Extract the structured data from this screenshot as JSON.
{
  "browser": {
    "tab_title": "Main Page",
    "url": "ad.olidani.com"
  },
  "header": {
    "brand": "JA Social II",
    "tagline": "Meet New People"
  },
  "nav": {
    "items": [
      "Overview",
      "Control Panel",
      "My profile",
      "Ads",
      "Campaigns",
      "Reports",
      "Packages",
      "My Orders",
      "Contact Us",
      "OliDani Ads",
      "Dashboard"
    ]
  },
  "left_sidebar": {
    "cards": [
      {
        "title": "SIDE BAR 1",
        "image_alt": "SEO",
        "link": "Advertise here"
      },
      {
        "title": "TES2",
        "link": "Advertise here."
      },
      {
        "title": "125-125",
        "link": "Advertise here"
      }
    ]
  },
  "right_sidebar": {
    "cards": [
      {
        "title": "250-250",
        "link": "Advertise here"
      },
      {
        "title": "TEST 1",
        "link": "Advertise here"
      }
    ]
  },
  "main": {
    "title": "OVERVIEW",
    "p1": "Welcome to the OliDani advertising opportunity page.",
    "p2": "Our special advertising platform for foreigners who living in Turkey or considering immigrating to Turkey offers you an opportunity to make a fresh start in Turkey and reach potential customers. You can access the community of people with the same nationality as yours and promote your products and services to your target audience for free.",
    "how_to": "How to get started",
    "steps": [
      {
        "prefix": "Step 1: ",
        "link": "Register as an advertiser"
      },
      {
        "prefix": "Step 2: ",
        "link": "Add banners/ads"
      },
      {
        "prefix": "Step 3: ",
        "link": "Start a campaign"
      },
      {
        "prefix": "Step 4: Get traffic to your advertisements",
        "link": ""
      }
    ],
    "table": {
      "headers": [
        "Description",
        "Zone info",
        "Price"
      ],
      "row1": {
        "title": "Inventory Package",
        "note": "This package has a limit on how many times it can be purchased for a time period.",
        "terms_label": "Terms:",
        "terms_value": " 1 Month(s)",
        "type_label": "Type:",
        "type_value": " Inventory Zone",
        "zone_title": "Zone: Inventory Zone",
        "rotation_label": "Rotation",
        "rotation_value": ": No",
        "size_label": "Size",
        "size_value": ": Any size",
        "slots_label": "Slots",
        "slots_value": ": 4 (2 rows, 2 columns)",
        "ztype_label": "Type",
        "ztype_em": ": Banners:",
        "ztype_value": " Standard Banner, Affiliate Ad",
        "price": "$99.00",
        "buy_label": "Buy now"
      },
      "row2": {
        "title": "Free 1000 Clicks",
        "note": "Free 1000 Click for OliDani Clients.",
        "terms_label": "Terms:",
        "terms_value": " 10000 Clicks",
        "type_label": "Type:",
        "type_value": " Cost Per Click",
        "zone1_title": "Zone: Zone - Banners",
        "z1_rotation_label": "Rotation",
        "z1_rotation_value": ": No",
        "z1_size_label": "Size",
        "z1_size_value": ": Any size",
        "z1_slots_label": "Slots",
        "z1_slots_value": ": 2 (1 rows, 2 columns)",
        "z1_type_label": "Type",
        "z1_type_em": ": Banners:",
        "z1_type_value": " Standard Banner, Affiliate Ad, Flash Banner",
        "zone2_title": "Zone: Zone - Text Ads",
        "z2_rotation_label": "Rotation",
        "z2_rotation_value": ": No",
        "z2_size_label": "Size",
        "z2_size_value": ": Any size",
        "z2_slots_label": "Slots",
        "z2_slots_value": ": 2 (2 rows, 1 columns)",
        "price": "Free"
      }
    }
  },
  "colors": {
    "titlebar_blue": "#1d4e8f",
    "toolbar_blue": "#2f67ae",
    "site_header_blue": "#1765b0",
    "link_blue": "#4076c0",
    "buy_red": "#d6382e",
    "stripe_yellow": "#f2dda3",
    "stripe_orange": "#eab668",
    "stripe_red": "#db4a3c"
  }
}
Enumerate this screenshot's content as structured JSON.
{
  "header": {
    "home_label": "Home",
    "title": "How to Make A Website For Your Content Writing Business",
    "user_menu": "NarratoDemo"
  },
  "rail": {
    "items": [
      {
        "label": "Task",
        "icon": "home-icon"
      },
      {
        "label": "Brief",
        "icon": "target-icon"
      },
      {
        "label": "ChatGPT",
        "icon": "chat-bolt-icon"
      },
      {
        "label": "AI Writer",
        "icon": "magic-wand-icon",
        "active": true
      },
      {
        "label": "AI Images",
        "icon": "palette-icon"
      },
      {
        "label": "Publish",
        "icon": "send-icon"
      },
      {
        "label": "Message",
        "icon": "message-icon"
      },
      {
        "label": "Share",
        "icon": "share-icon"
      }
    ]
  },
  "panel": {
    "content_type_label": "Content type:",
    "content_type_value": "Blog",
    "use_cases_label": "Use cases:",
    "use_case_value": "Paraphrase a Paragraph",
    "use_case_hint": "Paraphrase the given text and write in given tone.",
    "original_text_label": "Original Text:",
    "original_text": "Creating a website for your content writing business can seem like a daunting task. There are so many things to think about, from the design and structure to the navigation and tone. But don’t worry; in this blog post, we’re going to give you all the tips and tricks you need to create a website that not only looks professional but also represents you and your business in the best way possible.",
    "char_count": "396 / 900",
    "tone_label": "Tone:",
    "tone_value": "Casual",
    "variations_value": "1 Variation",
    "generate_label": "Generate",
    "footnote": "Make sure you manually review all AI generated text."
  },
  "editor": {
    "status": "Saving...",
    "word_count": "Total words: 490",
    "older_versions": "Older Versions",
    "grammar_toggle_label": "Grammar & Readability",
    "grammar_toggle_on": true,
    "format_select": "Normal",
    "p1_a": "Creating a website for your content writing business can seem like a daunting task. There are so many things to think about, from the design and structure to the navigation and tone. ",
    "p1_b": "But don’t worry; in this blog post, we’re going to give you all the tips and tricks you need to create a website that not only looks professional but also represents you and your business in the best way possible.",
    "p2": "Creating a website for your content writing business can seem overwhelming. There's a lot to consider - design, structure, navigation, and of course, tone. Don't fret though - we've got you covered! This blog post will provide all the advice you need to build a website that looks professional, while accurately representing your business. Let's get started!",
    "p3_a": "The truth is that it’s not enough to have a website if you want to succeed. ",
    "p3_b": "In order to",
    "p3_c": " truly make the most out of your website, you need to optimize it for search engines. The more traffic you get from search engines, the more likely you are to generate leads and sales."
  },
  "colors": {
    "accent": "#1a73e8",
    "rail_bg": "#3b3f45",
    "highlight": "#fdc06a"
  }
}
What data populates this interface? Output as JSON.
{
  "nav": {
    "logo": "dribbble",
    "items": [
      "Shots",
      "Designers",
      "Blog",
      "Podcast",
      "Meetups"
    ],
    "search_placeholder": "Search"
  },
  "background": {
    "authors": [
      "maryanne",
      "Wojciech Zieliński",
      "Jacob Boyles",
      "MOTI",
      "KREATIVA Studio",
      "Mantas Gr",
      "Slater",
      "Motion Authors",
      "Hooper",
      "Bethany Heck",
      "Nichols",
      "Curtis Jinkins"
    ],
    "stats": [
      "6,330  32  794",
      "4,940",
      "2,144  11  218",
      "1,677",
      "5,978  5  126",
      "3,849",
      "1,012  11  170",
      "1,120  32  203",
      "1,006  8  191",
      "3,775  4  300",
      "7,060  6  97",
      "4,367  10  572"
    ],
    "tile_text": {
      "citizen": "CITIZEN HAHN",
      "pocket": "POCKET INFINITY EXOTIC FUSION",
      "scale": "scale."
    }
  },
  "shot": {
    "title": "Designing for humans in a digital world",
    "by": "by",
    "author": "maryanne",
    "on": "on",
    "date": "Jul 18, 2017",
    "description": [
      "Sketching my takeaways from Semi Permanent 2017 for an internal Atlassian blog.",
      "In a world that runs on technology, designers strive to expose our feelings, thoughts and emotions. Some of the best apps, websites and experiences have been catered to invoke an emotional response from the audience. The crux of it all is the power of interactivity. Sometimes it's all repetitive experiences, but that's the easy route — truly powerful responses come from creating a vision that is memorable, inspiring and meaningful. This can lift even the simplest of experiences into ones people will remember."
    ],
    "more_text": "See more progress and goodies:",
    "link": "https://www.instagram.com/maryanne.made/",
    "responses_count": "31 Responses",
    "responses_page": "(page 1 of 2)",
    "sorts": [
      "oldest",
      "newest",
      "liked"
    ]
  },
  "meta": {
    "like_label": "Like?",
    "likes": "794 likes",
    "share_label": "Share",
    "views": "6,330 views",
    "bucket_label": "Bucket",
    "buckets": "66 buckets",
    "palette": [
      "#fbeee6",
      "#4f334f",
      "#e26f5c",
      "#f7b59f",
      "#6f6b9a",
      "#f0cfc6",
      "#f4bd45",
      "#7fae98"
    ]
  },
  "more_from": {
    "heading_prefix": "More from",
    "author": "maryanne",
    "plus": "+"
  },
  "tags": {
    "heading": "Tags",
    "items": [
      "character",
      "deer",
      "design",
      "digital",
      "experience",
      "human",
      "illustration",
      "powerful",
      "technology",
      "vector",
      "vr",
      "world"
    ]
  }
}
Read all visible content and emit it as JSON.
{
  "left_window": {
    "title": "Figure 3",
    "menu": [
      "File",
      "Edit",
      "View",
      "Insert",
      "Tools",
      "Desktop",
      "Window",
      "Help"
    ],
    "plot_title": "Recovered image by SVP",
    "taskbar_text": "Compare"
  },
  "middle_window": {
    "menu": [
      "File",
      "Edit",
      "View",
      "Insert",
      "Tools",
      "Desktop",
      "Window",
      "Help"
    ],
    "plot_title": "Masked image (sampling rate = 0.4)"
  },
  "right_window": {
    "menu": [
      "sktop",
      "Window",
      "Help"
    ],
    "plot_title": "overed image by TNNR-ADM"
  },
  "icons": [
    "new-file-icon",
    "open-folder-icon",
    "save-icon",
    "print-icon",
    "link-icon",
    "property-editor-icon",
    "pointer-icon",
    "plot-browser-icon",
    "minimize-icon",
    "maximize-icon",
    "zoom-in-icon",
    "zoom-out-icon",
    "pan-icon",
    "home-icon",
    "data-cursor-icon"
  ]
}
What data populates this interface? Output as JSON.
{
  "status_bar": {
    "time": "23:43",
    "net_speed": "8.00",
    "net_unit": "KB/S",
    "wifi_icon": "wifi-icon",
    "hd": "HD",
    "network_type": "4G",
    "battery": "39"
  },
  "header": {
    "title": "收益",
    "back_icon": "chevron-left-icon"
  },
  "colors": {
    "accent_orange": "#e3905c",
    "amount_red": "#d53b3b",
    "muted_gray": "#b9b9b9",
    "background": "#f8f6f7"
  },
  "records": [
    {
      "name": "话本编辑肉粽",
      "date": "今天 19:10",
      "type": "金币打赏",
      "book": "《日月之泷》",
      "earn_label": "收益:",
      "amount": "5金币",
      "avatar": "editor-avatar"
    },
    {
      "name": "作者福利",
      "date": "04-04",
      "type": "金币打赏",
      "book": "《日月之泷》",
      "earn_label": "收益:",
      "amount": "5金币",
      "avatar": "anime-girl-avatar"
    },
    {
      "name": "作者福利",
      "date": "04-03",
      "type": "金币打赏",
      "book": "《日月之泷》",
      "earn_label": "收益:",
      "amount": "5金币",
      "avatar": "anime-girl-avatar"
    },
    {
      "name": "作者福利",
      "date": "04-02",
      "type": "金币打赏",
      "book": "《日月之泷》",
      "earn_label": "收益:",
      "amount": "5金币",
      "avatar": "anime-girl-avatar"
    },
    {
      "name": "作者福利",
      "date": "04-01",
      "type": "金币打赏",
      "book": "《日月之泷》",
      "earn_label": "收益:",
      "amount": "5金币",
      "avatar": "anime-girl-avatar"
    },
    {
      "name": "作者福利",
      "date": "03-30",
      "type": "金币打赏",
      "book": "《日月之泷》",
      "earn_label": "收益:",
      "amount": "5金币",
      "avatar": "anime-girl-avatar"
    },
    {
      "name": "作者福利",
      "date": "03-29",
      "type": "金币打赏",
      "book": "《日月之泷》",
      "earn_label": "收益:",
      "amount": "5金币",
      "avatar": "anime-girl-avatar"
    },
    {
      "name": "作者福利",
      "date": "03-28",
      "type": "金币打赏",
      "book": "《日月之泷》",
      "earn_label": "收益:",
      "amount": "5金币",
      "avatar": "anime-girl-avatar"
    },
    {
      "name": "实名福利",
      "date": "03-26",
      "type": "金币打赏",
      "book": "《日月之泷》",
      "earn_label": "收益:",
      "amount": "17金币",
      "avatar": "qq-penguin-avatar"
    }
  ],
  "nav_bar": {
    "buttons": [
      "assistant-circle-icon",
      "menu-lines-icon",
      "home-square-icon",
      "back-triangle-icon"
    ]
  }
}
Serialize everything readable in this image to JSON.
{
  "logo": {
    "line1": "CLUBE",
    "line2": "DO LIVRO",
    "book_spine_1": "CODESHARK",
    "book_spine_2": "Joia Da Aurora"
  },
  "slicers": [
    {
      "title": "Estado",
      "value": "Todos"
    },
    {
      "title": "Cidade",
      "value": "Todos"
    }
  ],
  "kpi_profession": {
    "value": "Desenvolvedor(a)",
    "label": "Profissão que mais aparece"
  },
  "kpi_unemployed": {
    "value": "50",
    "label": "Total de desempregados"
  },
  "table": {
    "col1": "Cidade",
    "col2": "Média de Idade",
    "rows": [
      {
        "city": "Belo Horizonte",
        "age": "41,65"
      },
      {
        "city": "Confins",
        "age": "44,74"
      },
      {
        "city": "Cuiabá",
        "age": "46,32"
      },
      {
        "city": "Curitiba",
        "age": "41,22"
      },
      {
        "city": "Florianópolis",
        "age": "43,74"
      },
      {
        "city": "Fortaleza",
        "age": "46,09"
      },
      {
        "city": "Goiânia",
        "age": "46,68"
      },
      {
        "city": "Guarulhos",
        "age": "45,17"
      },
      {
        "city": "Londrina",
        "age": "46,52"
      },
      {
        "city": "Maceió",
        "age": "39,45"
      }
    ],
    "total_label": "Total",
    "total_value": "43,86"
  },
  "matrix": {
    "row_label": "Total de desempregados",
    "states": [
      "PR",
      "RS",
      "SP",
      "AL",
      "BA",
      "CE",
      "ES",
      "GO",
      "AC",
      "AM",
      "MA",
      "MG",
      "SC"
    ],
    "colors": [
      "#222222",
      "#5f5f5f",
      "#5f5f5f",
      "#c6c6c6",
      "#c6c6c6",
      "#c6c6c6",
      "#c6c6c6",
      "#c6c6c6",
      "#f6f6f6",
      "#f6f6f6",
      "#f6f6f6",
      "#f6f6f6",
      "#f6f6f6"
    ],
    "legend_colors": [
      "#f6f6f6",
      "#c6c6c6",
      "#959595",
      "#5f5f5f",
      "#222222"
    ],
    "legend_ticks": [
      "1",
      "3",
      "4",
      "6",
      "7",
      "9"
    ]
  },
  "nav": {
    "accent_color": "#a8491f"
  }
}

....

Required work: Search the data above for the string "things" and return every line that has it.

Answer for the task:
    "original_text": "Creating a website for your content writing business can seem like a daunting task. There are so many things to think about, from the design and structure to the navigation and tone. But don’t worry; in this blog post, we’re going to give you all the tips and tricks you need to create a website that not only looks professional but also represents you and your business in the best way possible.",
    "p1_a": "Creating a website for your content writing business can seem like a daunting task. There are so many things to think about, from the design and structure to the navigation and tone. ",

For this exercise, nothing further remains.